# [Excerpted records]
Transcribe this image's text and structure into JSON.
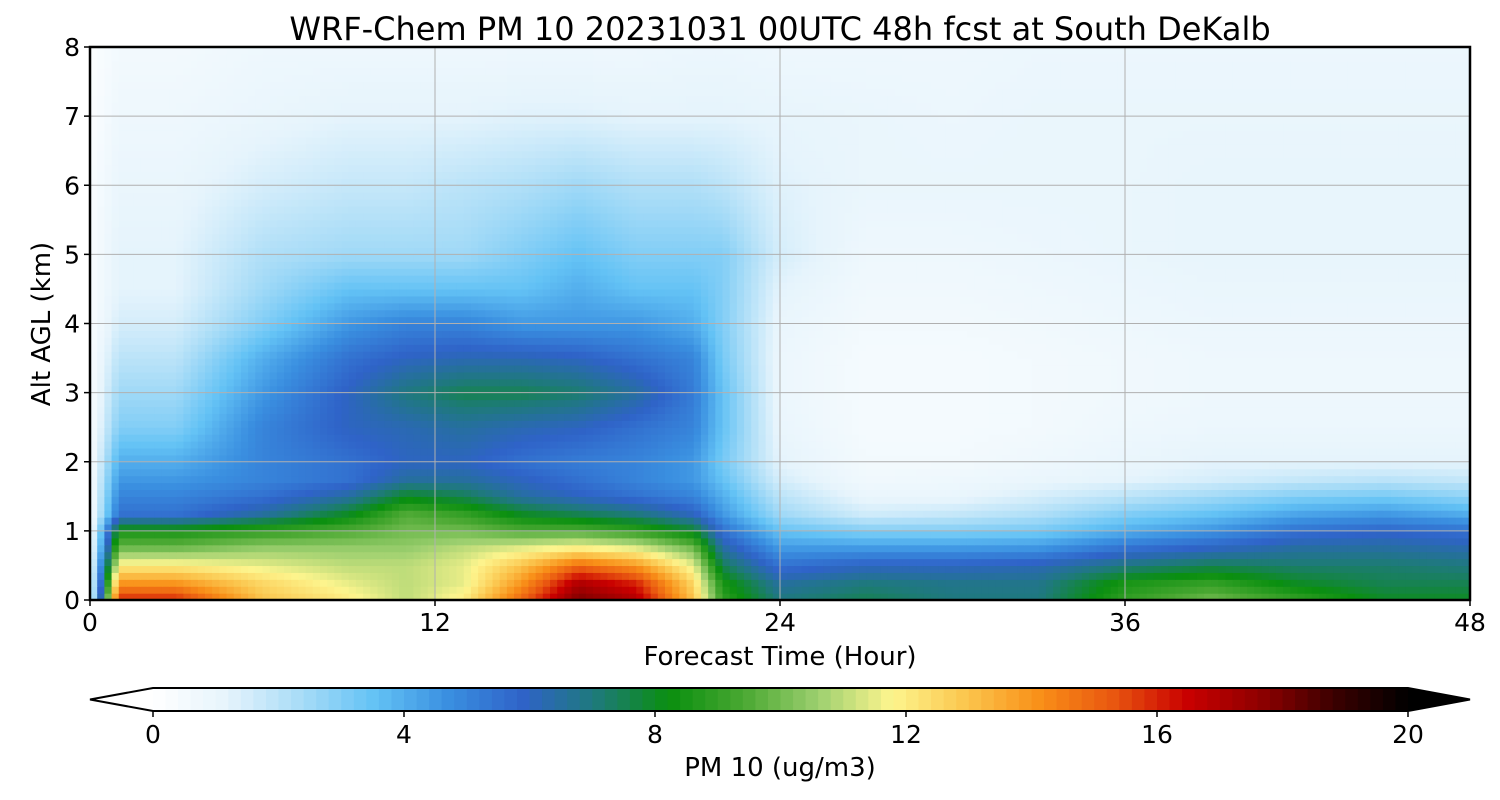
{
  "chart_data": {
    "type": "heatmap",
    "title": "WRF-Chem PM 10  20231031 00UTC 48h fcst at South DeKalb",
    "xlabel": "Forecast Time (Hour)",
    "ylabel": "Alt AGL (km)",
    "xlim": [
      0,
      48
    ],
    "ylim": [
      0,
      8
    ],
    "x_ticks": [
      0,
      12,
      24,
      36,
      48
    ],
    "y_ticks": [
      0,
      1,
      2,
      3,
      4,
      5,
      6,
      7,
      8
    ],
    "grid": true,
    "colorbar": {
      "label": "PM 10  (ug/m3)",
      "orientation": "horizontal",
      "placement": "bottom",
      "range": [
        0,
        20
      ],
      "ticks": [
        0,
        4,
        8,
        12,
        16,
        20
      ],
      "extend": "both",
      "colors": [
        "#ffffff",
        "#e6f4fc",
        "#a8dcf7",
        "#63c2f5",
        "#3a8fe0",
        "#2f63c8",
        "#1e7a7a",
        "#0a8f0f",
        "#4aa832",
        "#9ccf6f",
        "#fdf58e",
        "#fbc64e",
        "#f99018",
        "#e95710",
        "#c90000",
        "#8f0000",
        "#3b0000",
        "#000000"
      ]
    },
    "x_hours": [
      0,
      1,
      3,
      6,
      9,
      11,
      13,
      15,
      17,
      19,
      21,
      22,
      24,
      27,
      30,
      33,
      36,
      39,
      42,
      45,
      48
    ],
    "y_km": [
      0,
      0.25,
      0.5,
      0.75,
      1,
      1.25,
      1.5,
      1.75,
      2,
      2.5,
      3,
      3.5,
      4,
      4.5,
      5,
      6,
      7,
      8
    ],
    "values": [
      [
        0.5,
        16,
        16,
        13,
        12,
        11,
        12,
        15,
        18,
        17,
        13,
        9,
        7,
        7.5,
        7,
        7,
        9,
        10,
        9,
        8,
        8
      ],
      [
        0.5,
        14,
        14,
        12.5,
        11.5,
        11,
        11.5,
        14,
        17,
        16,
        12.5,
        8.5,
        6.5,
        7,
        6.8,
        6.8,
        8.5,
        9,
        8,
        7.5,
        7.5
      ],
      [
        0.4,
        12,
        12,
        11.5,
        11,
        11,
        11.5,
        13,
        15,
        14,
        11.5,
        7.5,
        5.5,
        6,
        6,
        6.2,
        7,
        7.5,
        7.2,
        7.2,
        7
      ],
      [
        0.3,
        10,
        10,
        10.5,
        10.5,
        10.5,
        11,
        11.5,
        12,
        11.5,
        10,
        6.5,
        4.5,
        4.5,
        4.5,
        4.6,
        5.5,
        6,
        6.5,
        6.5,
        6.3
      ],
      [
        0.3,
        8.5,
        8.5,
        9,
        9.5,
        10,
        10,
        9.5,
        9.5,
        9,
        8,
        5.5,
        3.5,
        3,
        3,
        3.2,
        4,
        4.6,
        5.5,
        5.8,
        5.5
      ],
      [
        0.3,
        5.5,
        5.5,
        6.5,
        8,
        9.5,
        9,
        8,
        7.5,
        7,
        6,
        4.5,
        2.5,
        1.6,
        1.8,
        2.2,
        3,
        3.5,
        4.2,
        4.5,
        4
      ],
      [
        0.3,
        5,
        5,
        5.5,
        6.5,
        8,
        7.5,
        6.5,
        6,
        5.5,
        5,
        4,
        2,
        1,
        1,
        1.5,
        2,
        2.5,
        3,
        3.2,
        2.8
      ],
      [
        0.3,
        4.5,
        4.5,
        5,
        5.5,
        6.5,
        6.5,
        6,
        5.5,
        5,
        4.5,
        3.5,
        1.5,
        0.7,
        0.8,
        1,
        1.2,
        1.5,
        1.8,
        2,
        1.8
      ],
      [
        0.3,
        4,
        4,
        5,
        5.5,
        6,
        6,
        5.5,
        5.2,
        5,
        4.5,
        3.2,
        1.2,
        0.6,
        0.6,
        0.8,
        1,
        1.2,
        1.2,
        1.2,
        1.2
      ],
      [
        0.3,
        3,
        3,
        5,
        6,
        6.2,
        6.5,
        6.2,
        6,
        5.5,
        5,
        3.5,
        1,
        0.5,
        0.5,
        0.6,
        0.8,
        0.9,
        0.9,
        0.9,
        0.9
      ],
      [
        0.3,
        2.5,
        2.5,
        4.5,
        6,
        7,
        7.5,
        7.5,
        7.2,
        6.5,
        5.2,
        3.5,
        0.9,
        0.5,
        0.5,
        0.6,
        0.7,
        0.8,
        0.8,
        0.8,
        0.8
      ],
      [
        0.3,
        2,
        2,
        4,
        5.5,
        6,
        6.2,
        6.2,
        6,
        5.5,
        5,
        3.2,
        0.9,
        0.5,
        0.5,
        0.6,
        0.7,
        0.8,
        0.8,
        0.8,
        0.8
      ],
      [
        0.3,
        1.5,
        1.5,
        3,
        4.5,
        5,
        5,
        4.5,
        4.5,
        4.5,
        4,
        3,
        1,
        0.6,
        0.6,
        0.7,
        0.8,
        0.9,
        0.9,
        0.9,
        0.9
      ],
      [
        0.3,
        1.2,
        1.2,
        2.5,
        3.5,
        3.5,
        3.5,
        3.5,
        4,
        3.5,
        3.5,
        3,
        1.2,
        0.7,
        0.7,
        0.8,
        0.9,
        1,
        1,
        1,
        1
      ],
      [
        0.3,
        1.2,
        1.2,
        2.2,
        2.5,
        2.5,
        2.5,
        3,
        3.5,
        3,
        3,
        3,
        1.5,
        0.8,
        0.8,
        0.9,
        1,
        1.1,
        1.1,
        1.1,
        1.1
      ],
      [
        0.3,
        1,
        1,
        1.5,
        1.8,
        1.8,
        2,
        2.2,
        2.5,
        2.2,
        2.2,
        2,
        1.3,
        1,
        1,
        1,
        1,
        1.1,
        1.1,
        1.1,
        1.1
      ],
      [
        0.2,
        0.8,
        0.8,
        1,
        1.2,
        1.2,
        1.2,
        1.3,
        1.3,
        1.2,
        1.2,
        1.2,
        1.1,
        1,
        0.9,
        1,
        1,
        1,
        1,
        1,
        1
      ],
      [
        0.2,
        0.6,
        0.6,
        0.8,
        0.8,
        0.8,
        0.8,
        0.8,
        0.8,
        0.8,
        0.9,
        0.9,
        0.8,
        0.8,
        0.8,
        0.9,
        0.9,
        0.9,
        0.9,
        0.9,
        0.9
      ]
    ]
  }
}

# [Goal]
Quote every record above exactly, leaving out the pictures.

# [Exercise result]
Transcribe this image's text and structure into JSON.
{
  "chart_data": {
    "type": "heatmap",
    "title": "WRF-Chem PM 10  20231031 00UTC 48h fcst at South DeKalb",
    "xlabel": "Forecast Time (Hour)",
    "ylabel": "Alt AGL (km)",
    "xlim": [
      0,
      48
    ],
    "ylim": [
      0,
      8
    ],
    "x_ticks": [
      0,
      12,
      24,
      36,
      48
    ],
    "y_ticks": [
      0,
      1,
      2,
      3,
      4,
      5,
      6,
      7,
      8
    ],
    "grid": true,
    "colorbar": {
      "label": "PM 10  (ug/m3)",
      "orientation": "horizontal",
      "placement": "bottom",
      "range": [
        0,
        20
      ],
      "ticks": [
        0,
        4,
        8,
        12,
        16,
        20
      ],
      "extend": "both",
      "colors": [
        "#ffffff",
        "#e6f4fc",
        "#a8dcf7",
        "#63c2f5",
        "#3a8fe0",
        "#2f63c8",
        "#1e7a7a",
        "#0a8f0f",
        "#4aa832",
        "#9ccf6f",
        "#fdf58e",
        "#fbc64e",
        "#f99018",
        "#e95710",
        "#c90000",
        "#8f0000",
        "#3b0000",
        "#000000"
      ]
    },
    "x_hours": [
      0,
      1,
      3,
      6,
      9,
      11,
      13,
      15,
      17,
      19,
      21,
      22,
      24,
      27,
      30,
      33,
      36,
      39,
      42,
      45,
      48
    ],
    "y_km": [
      0,
      0.25,
      0.5,
      0.75,
      1,
      1.25,
      1.5,
      1.75,
      2,
      2.5,
      3,
      3.5,
      4,
      4.5,
      5,
      6,
      7,
      8
    ],
    "values": [
      [
        0.5,
        16,
        16,
        13,
        12,
        11,
        12,
        15,
        18,
        17,
        13,
        9,
        7,
        7.5,
        7,
        7,
        9,
        10,
        9,
        8,
        8
      ],
      [
        0.5,
        14,
        14,
        12.5,
        11.5,
        11,
        11.5,
        14,
        17,
        16,
        12.5,
        8.5,
        6.5,
        7,
        6.8,
        6.8,
        8.5,
        9,
        8,
        7.5,
        7.5
      ],
      [
        0.4,
        12,
        12,
        11.5,
        11,
        11,
        11.5,
        13,
        15,
        14,
        11.5,
        7.5,
        5.5,
        6,
        6,
        6.2,
        7,
        7.5,
        7.2,
        7.2,
        7
      ],
      [
        0.3,
        10,
        10,
        10.5,
        10.5,
        10.5,
        11,
        11.5,
        12,
        11.5,
        10,
        6.5,
        4.5,
        4.5,
        4.5,
        4.6,
        5.5,
        6,
        6.5,
        6.5,
        6.3
      ],
      [
        0.3,
        8.5,
        8.5,
        9,
        9.5,
        10,
        10,
        9.5,
        9.5,
        9,
        8,
        5.5,
        3.5,
        3,
        3,
        3.2,
        4,
        4.6,
        5.5,
        5.8,
        5.5
      ],
      [
        0.3,
        5.5,
        5.5,
        6.5,
        8,
        9.5,
        9,
        8,
        7.5,
        7,
        6,
        4.5,
        2.5,
        1.6,
        1.8,
        2.2,
        3,
        3.5,
        4.2,
        4.5,
        4
      ],
      [
        0.3,
        5,
        5,
        5.5,
        6.5,
        8,
        7.5,
        6.5,
        6,
        5.5,
        5,
        4,
        2,
        1,
        1,
        1.5,
        2,
        2.5,
        3,
        3.2,
        2.8
      ],
      [
        0.3,
        4.5,
        4.5,
        5,
        5.5,
        6.5,
        6.5,
        6,
        5.5,
        5,
        4.5,
        3.5,
        1.5,
        0.7,
        0.8,
        1,
        1.2,
        1.5,
        1.8,
        2,
        1.8
      ],
      [
        0.3,
        4,
        4,
        5,
        5.5,
        6,
        6,
        5.5,
        5.2,
        5,
        4.5,
        3.2,
        1.2,
        0.6,
        0.6,
        0.8,
        1,
        1.2,
        1.2,
        1.2,
        1.2
      ],
      [
        0.3,
        3,
        3,
        5,
        6,
        6.2,
        6.5,
        6.2,
        6,
        5.5,
        5,
        3.5,
        1,
        0.5,
        0.5,
        0.6,
        0.8,
        0.9,
        0.9,
        0.9,
        0.9
      ],
      [
        0.3,
        2.5,
        2.5,
        4.5,
        6,
        7,
        7.5,
        7.5,
        7.2,
        6.5,
        5.2,
        3.5,
        0.9,
        0.5,
        0.5,
        0.6,
        0.7,
        0.8,
        0.8,
        0.8,
        0.8
      ],
      [
        0.3,
        2,
        2,
        4,
        5.5,
        6,
        6.2,
        6.2,
        6,
        5.5,
        5,
        3.2,
        0.9,
        0.5,
        0.5,
        0.6,
        0.7,
        0.8,
        0.8,
        0.8,
        0.8
      ],
      [
        0.3,
        1.5,
        1.5,
        3,
        4.5,
        5,
        5,
        4.5,
        4.5,
        4.5,
        4,
        3,
        1,
        0.6,
        0.6,
        0.7,
        0.8,
        0.9,
        0.9,
        0.9,
        0.9
      ],
      [
        0.3,
        1.2,
        1.2,
        2.5,
        3.5,
        3.5,
        3.5,
        3.5,
        4,
        3.5,
        3.5,
        3,
        1.2,
        0.7,
        0.7,
        0.8,
        0.9,
        1,
        1,
        1,
        1
      ],
      [
        0.3,
        1.2,
        1.2,
        2.2,
        2.5,
        2.5,
        2.5,
        3,
        3.5,
        3,
        3,
        3,
        1.5,
        0.8,
        0.8,
        0.9,
        1,
        1.1,
        1.1,
        1.1,
        1.1
      ],
      [
        0.3,
        1,
        1,
        1.5,
        1.8,
        1.8,
        2,
        2.2,
        2.5,
        2.2,
        2.2,
        2,
        1.3,
        1,
        1,
        1,
        1,
        1.1,
        1.1,
        1.1,
        1.1
      ],
      [
        0.2,
        0.8,
        0.8,
        1,
        1.2,
        1.2,
        1.2,
        1.3,
        1.3,
        1.2,
        1.2,
        1.2,
        1.1,
        1,
        0.9,
        1,
        1,
        1,
        1,
        1,
        1
      ],
      [
        0.2,
        0.6,
        0.6,
        0.8,
        0.8,
        0.8,
        0.8,
        0.8,
        0.8,
        0.8,
        0.9,
        0.9,
        0.8,
        0.8,
        0.8,
        0.9,
        0.9,
        0.9,
        0.9,
        0.9,
        0.9
      ]
    ]
  }
}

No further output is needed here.